#### [Problem requirements]
Wherever the word "通过仲裁" shows up in a line, please copy that line.

* start *

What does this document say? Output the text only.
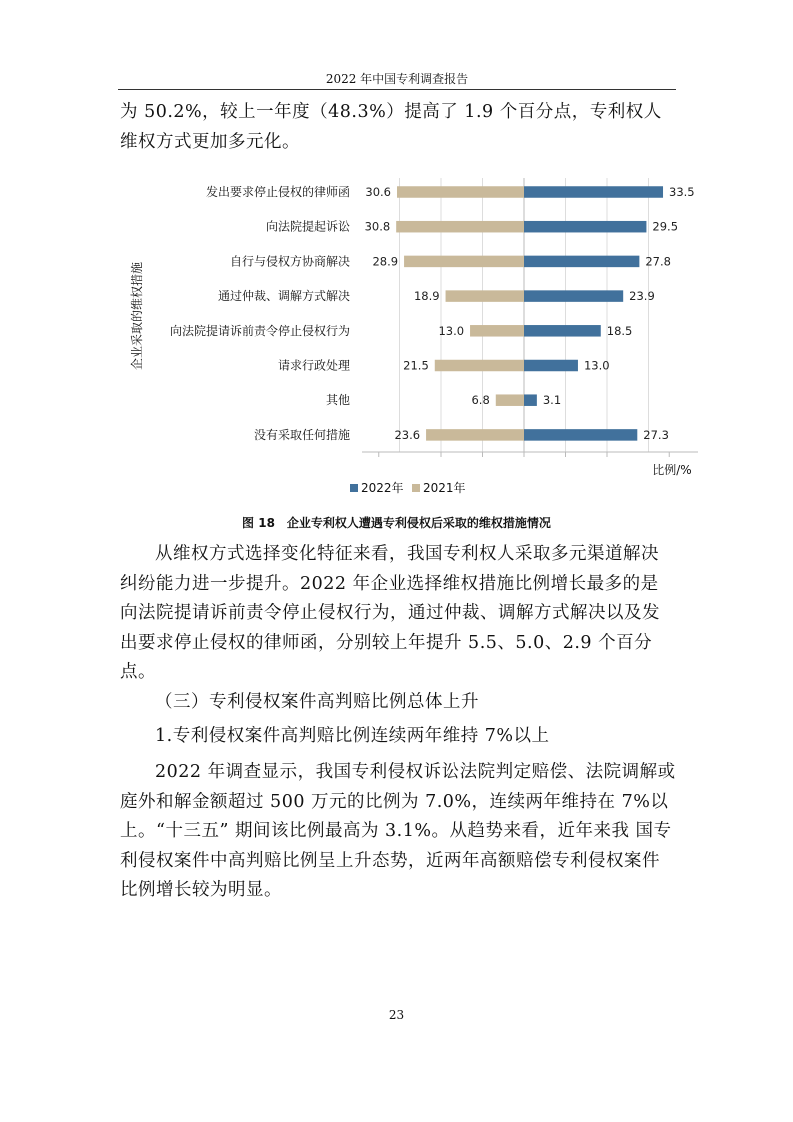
2022 年中国专利调查报告

为 50.2%，较上一年度（48.3%）提高了 1.9 个百分点，专利权人维权方式更加多元化。

发出要求停止侵权的律师函 30.6	33.5
向法院提起诉讼 30.8	29.5
自行与侵权方协商解决 28.9	27.8
通过仲裁、调解方式解决	18.9	23.9
向法院提请诉前责令停止侵权行为	13.0	18.5
请求行政处理	21.5	13.0
其他	6.8	3.1
没有采取任何措施	23.6	27.3
企业采取的维权措施
比例/%
2022年 2021年
图 18　企业专利权人遭遇专利侵权后采取的维权措施情况

从维权方式选择变化特征来看，我国专利权人采取多元渠道解决纠纷能力进一步提升。2022 年企业选择维权措施比例增长最多的是向法院提请诉前责令停止侵权行为，通过仲裁、调解方式解决以及发出要求停止侵权的律师函，分别较上年提升 5.5、5.0、2.9 个百分点。

（三）专利侵权案件高判赔比例总体上升

1.专利侵权案件高判赔比例连续两年维持 7%以上

2022 年调查显示，我国专利侵权诉讼法院判定赔偿、法院调解或庭外和解金额超过 500 万元的比例为 7.0%，连续两年维持在 7%以上。“十三五” 期间该比例最高为 3.1%。从趋势来看，近年来我 国专利侵权案件中高判赔比例呈上升态势，近两年高额赔偿专利侵权案件比例增长较为明显。

23
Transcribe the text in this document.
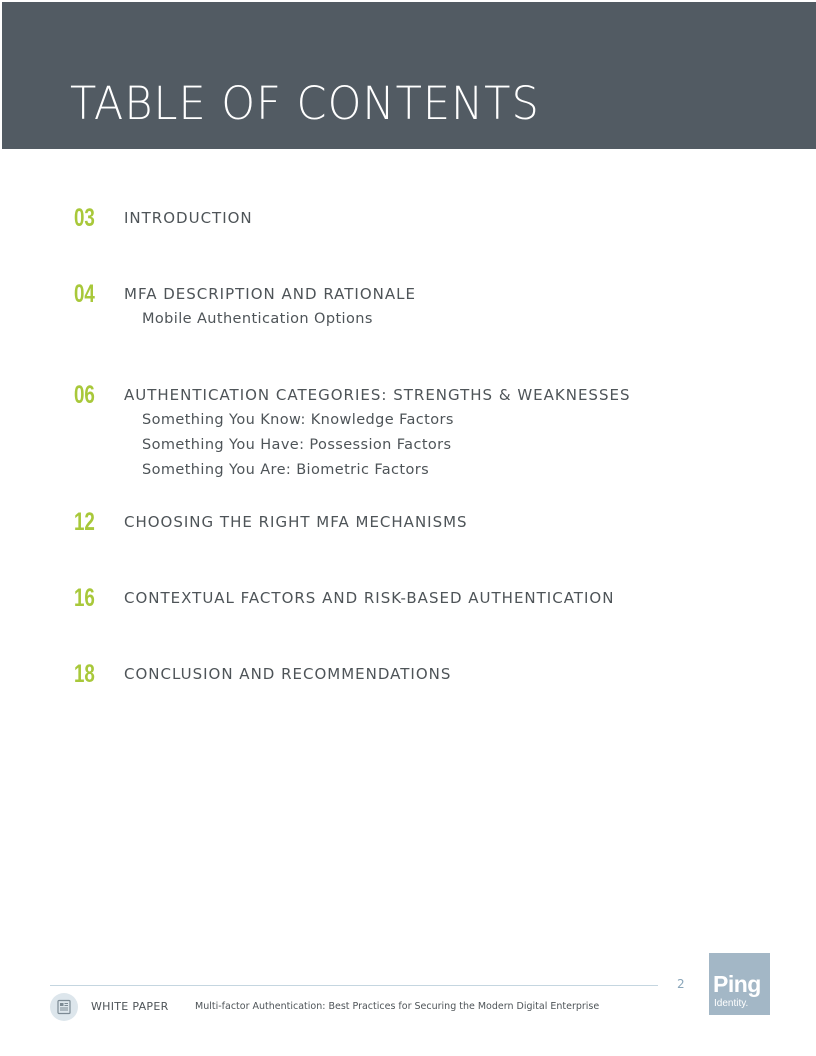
TABLE OF CONTENTS
03 INTRODUCTION
04 MFA DESCRIPTION AND RATIONALE
Mobile Authentication Options
06 AUTHENTICATION CATEGORIES: STRENGTHS & WEAKNESSES
Something You Know: Knowledge Factors
Something You Have: Possession Factors
Something You Are: Biometric Factors
12 CHOOSING THE RIGHT MFA MECHANISMS
16 CONTEXTUAL FACTORS AND RISK-BASED AUTHENTICATION
18 CONCLUSION AND RECOMMENDATIONS
2 Ping
Identity.
WHITE PAPER	Multi-factor Authentication: Best Practices for Securing the Modern Digital Enterprise
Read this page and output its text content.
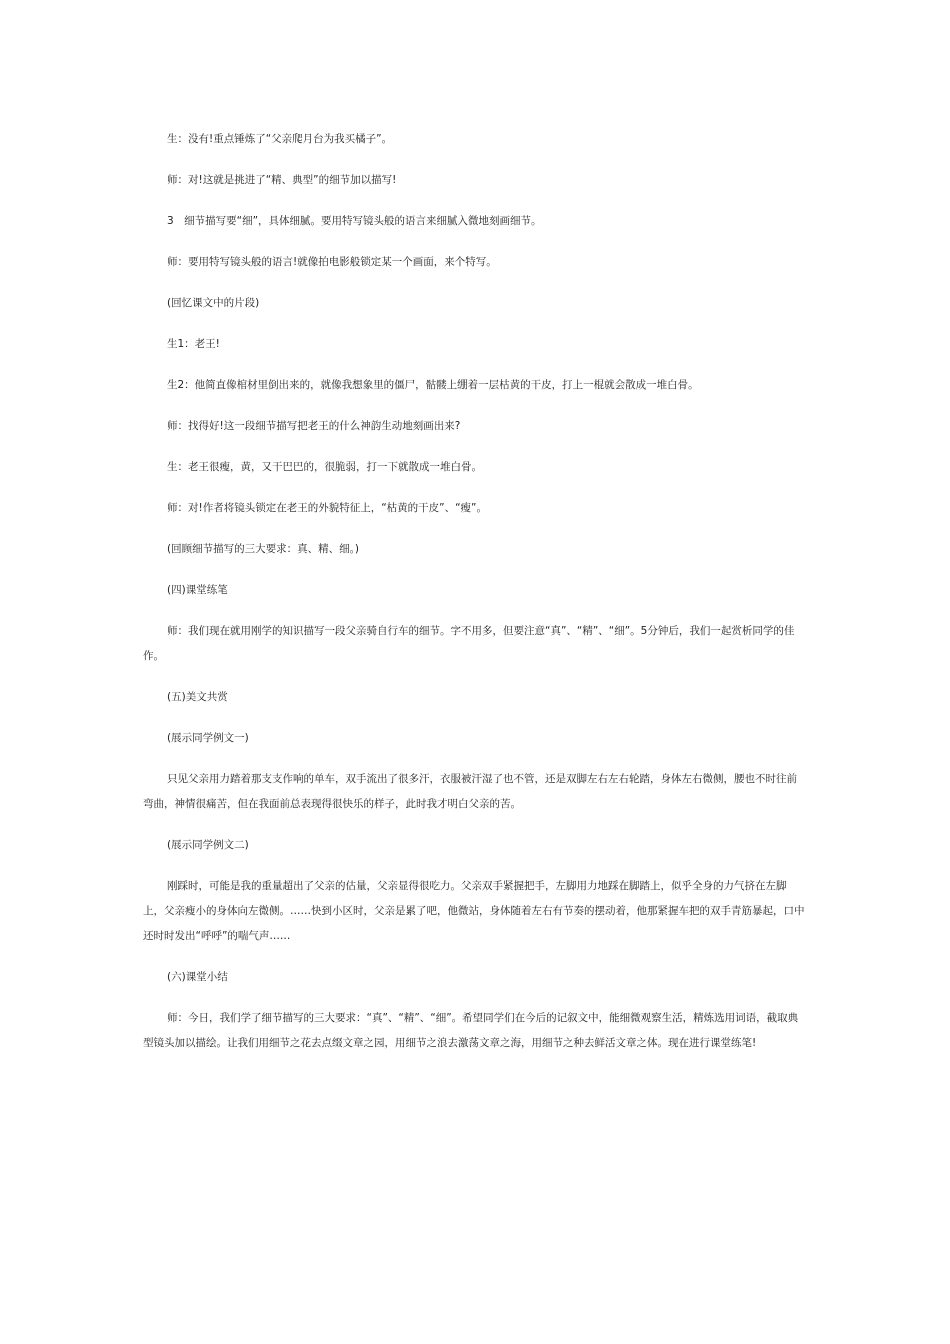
生：没有!重点锤炼了“父亲爬月台为我买橘子”。

师：对!这就是挑进了“精、典型”的细节加以描写!

3　细节描写要“细”，具体细腻。要用特写镜头般的语言来细腻入微地刻画细节。

师：要用特写镜头般的语言!就像拍电影般锁定某一个画面，来个特写。

(回忆课文中的片段)

生1：老王!

生2：他简直像棺材里倒出来的，就像我想象里的僵尸，骷髅上绷着一层枯黄的干皮，打上一棍就会散成一堆白骨。

师：找得好!这一段细节描写把老王的什么神韵生动地刻画出来?

生：老王很瘦，黄，又干巴巴的，很脆弱，打一下就散成一堆白骨。

师：对!作者将镜头锁定在老王的外貌特征上，“枯黄的干皮”、“瘦”。

(回顾细节描写的三大要求：真、精、细。)

(四)课堂练笔

师：我们现在就用刚学的知识描写一段父亲骑自行车的细节。字不用多，但要注意“真”、“精”、“细”。5分钟后，我们一起赏析同学的佳作。

(五)美文共赏

(展示同学例文一)

只见父亲用力踏着那支支作响的单车，双手流出了很多汗，衣服被汗湿了也不管，还是双脚左右左右轮踏，身体左右微侧，腰也不时往前弯曲，神情很痛苦，但在我面前总表现得很快乐的样子，此时我才明白父亲的苦。

(展示同学例文二)

刚踩时，可能是我的重量超出了父亲的估量，父亲显得很吃力。父亲双手紧握把手，左脚用力地踩在脚踏上，似乎全身的力气挤在左脚上，父亲瘦小的身体向左微侧。……快到小区时，父亲是累了吧，他微站，身体随着左右有节奏的摆动着，他那紧握车把的双手青筋暴起，口中还时时发出“呼呼”的喘气声……

(六)课堂小结

师：今日，我们学了细节描写的三大要求：“真”、“精”、“细”。希望同学们在今后的记叙文中，能细微观察生活，精炼选用词语，截取典型镜头加以描绘。让我们用细节之花去点缀文章之园，用细节之浪去激荡文章之海，用细节之种去鲜活文章之体。现在进行课堂练笔!
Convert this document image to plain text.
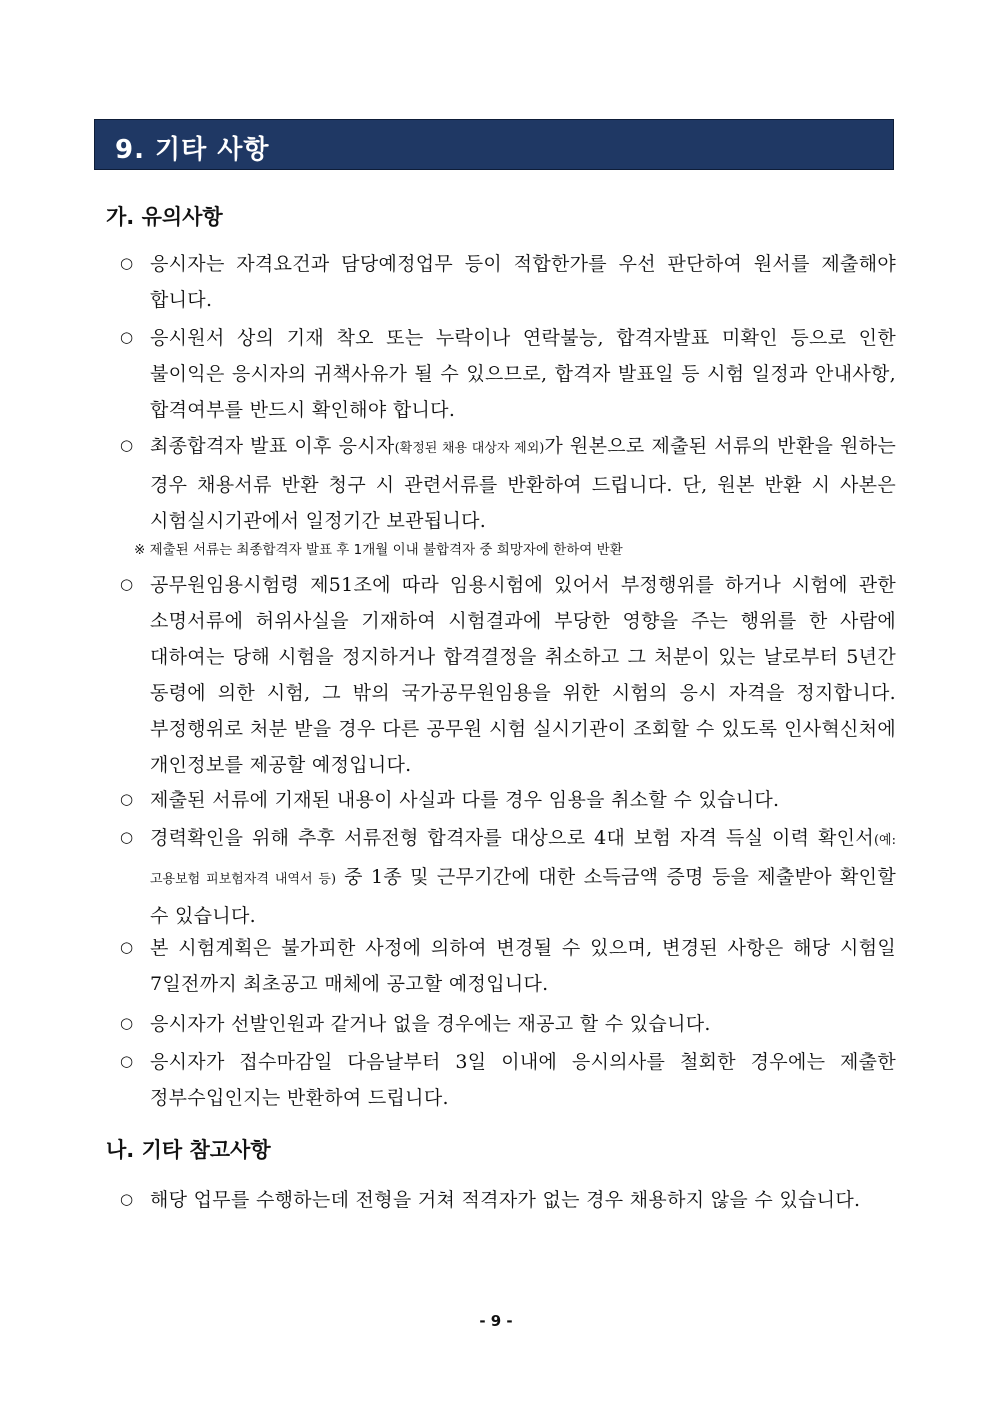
9. 기타 사항
가. 유의사항
○ 응시자는 자격요건과 담당예정업무 등이 적합한가를 우선 판단하여 원서를 제출해야 합니다.
○ 응시원서 상의 기재 착오 또는 누락이나 연락불능, 합격자발표 미확인 등으로 인한 불이익은 응시자의 귀책사유가 될 수 있으므로, 합격자 발표일 등 시험 일정과 안내사항, 합격여부를 반드시 확인해야 합니다.
○ 최종합격자 발표 이후 응시자(확정된 채용 대상자 제외)가 원본으로 제출된 서류의 반환을 원하는 경우 채용서류 반환 청구 시 관련서류를 반환하여 드립니다. 단, 원본 반환 시 사본은 시험실시기관에서 일정기간 보관됩니다.
※ 제출된 서류는 최종합격자 발표 후 1개월 이내 불합격자 중 희망자에 한하여 반환
○ 공무원임용시험령 제51조에 따라 임용시험에 있어서 부정행위를 하거나 시험에 관한 소명서류에 허위사실을 기재하여 시험결과에 부당한 영향을 주는 행위를 한 사람에 대하여는 당해 시험을 정지하거나 합격결정을 취소하고 그 처분이 있는 날로부터 5년간 동령에 의한 시험, 그 밖의 국가공무원임용을 위한 시험의 응시 자격을 정지합니다. 부정행위로 처분 받을 경우 다른 공무원 시험 실시기관이 조회할 수 있도록 인사혁신처에 개인정보를 제공할 예정입니다.
○ 제출된 서류에 기재된 내용이 사실과 다를 경우 임용을 취소할 수 있습니다.
○ 경력확인을 위해 추후 서류전형 합격자를 대상으로 4대 보험 자격 득실 이력 확인서(예: 고용보험 피보험자격 내역서 등) 중 1종 및 근무기간에 대한 소득금액 증명 등을 제출받아 확인할 수 있습니다.
○ 본 시험계획은 불가피한 사정에 의하여 변경될 수 있으며, 변경된 사항은 해당 시험일 7일전까지 최초공고 매체에 공고할 예정입니다.
○ 응시자가 선발인원과 같거나 없을 경우에는 재공고 할 수 있습니다.
○ 응시자가 접수마감일 다음날부터 3일 이내에 응시의사를 철회한 경우에는 제출한 정부수입인지는 반환하여 드립니다.
나. 기타 참고사항
○ 해당 업무를 수행하는데 전형을 거쳐 적격자가 없는 경우 채용하지 않을 수 있습니다.
- 9 -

* end *

#### [Final answer]
通过仲裁、调解方式解决	18.9	23.9
从维权方式选择变化特征来看，我国专利权人采取多元渠道解决纠纷能力进一步提升。2022 年企业选择维权措施比例增长最多的是向法院提请诉前责令停止侵权行为，通过仲裁、调解方式解决以及发出要求停止侵权的律师函，分别较上年提升 5.5、5.0、2.9 个百分点。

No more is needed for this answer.